▸ GIVEN TASK
Note each line that includes the word "الرحمن". Copy those lines.

▸ INFORMATION PROVIDED

>>

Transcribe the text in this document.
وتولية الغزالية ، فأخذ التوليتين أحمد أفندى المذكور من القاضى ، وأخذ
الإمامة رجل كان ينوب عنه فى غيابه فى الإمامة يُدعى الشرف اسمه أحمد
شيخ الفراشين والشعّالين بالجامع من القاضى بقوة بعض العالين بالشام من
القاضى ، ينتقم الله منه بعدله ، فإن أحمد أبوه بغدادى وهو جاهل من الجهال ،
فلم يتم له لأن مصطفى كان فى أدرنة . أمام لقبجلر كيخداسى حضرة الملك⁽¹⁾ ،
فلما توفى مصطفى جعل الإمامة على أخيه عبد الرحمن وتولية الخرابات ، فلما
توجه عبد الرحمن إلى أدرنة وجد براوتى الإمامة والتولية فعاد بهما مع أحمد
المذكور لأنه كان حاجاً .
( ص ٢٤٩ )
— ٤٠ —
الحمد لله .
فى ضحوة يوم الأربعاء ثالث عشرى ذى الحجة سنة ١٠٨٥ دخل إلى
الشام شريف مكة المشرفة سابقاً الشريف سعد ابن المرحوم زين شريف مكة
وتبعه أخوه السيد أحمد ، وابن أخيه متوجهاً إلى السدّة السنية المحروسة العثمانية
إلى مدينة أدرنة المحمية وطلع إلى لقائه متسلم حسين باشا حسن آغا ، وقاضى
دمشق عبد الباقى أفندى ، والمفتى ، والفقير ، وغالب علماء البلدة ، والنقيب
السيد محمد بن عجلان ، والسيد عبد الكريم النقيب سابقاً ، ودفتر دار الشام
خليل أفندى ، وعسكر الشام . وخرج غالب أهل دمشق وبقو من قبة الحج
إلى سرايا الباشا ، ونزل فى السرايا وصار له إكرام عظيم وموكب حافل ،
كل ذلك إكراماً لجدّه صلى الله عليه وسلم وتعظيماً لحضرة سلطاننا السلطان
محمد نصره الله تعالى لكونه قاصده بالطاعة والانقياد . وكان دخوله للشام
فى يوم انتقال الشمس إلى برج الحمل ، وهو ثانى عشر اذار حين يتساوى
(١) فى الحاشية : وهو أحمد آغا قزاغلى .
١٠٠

<<

▸ RESPONSE TO THE EXERCISE
فلما توفى مصطفى جعل الإمامة على أخيه عبد الرحمن وتولية الخرابات ، فلما
توجه عبد الرحمن إلى أدرنة وجد براوتى الإمامة والتولية فعاد بهما مع أحمد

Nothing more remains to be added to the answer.